>> Start MATERIAL TO PROCESS

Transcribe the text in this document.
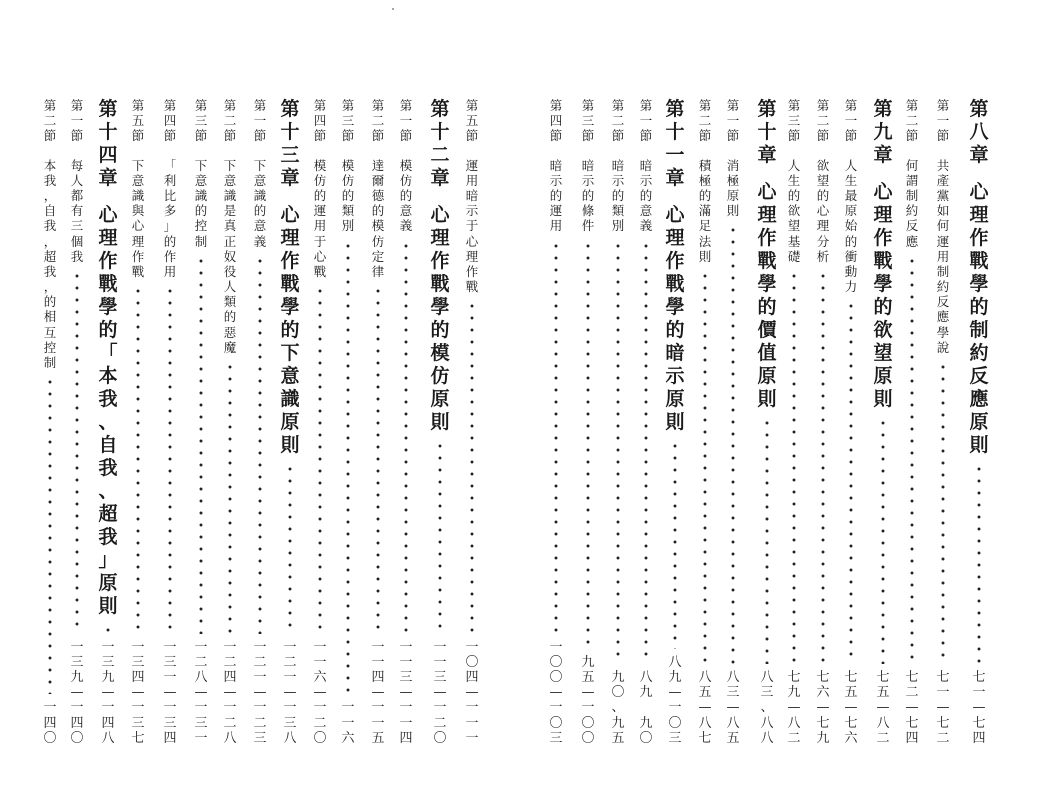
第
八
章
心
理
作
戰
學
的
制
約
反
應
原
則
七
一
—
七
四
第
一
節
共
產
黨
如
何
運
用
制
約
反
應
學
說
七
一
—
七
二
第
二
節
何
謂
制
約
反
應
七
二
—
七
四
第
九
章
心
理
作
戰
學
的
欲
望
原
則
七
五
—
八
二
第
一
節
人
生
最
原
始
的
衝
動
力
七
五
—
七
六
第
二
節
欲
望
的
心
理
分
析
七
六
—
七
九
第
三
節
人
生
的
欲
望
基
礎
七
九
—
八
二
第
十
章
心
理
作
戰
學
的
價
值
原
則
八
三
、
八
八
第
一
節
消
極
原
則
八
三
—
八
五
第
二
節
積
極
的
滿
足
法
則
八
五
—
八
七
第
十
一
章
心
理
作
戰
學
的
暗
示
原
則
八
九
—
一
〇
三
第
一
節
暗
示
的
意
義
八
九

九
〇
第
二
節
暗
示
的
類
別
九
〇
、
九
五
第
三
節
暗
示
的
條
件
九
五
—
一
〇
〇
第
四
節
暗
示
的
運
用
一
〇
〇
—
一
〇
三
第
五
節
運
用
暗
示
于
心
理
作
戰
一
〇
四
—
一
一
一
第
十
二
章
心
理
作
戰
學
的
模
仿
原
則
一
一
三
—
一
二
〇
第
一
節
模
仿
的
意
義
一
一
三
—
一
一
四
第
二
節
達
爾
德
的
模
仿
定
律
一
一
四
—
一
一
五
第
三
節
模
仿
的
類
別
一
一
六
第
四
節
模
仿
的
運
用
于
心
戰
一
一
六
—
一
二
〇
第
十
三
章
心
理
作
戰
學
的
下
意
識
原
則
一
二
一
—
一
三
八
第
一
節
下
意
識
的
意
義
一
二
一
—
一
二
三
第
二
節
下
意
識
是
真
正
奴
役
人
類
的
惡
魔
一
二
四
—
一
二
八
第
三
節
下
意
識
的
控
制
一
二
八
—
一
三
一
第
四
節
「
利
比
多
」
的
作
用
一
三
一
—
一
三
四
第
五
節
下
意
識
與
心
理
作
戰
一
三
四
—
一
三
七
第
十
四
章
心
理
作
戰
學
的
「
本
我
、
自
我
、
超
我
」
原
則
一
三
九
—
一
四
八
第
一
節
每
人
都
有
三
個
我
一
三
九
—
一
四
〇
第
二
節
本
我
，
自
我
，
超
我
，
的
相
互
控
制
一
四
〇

>> End MATERIAL TO PROCESS

• [EXERCISE BRIEF]:
The records above must be echoed exactly, minus their pictures.

• [THE COMPLETED TASK]:
Transcribe the text in this document.
第
八
章
心
理
作
戰
學
的
制
約
反
應
原
則
七
一
—
七
四
第
一
節
共
產
黨
如
何
運
用
制
約
反
應
學
說
七
一
—
七
二
第
二
節
何
謂
制
約
反
應
七
二
—
七
四
第
九
章
心
理
作
戰
學
的
欲
望
原
則
七
五
—
八
二
第
一
節
人
生
最
原
始
的
衝
動
力
七
五
—
七
六
第
二
節
欲
望
的
心
理
分
析
七
六
—
七
九
第
三
節
人
生
的
欲
望
基
礎
七
九
—
八
二
第
十
章
心
理
作
戰
學
的
價
值
原
則
八
三
、
八
八
第
一
節
消
極
原
則
八
三
—
八
五
第
二
節
積
極
的
滿
足
法
則
八
五
—
八
七
第
十
一
章
心
理
作
戰
學
的
暗
示
原
則
八
九
—
一
〇
三
第
一
節
暗
示
的
意
義
八
九

九
〇
第
二
節
暗
示
的
類
別
九
〇
、
九
五
第
三
節
暗
示
的
條
件
九
五
—
一
〇
〇
第
四
節
暗
示
的
運
用
一
〇
〇
—
一
〇
三
第
五
節
運
用
暗
示
于
心
理
作
戰
一
〇
四
—
一
一
一
第
十
二
章
心
理
作
戰
學
的
模
仿
原
則
一
一
三
—
一
二
〇
第
一
節
模
仿
的
意
義
一
一
三
—
一
一
四
第
二
節
達
爾
德
的
模
仿
定
律
一
一
四
—
一
一
五
第
三
節
模
仿
的
類
別
一
一
六
第
四
節
模
仿
的
運
用
于
心
戰
一
一
六
—
一
二
〇
第
十
三
章
心
理
作
戰
學
的
下
意
識
原
則
一
二
一
—
一
三
八
第
一
節
下
意
識
的
意
義
一
二
一
—
一
二
三
第
二
節
下
意
識
是
真
正
奴
役
人
類
的
惡
魔
一
二
四
—
一
二
八
第
三
節
下
意
識
的
控
制
一
二
八
—
一
三
一
第
四
節
「
利
比
多
」
的
作
用
一
三
一
—
一
三
四
第
五
節
下
意
識
與
心
理
作
戰
一
三
四
—
一
三
七
第
十
四
章
心
理
作
戰
學
的
「
本
我
、
自
我
、
超
我
」
原
則
一
三
九
—
一
四
八
第
一
節
每
人
都
有
三
個
我
一
三
九
—
一
四
〇
第
二
節
本
我
，
自
我
，
超
我
，
的
相
互
控
制
一
四
〇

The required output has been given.